§ EXERCISE BRIEF: Can you reproduce every entry below with "Day" changed to "Week" wherever it occurs, keeping everything else the same?

— Start TASK DATA —

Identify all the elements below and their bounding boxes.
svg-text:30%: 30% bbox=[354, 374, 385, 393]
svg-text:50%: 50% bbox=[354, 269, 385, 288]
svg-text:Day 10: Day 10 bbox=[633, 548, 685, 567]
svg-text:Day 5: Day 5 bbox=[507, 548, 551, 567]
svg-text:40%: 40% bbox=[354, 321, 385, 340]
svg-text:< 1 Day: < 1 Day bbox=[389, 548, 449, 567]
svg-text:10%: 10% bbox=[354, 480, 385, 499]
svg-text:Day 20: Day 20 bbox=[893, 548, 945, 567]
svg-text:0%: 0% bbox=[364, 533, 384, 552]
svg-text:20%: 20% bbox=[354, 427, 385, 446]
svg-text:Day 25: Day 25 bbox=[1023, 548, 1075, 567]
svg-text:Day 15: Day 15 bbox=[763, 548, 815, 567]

— End TASK DATA —

§ SOLUTION FOR THIS PROBLEM:
Identify all the elements below and their bounding boxes.
svg-text:30%: 30% bbox=[354, 374, 385, 393]
svg-text:50%: 50% bbox=[354, 269, 385, 288]
svg-text:Week 10: Week 10 bbox=[633, 548, 685, 567]
svg-text:Week 5: Week 5 bbox=[507, 548, 551, 567]
svg-text:40%: 40% bbox=[354, 321, 385, 340]
svg-text:< 1 Week: < 1 Week bbox=[389, 548, 449, 567]
svg-text:10%: 10% bbox=[354, 480, 385, 499]
svg-text:Week 20: Week 20 bbox=[893, 548, 945, 567]
svg-text:0%: 0% bbox=[364, 533, 384, 552]
svg-text:20%: 20% bbox=[354, 427, 385, 446]
svg-text:Week 25: Week 25 bbox=[1023, 548, 1075, 567]
svg-text:Week 15: Week 15 bbox=[763, 548, 815, 567]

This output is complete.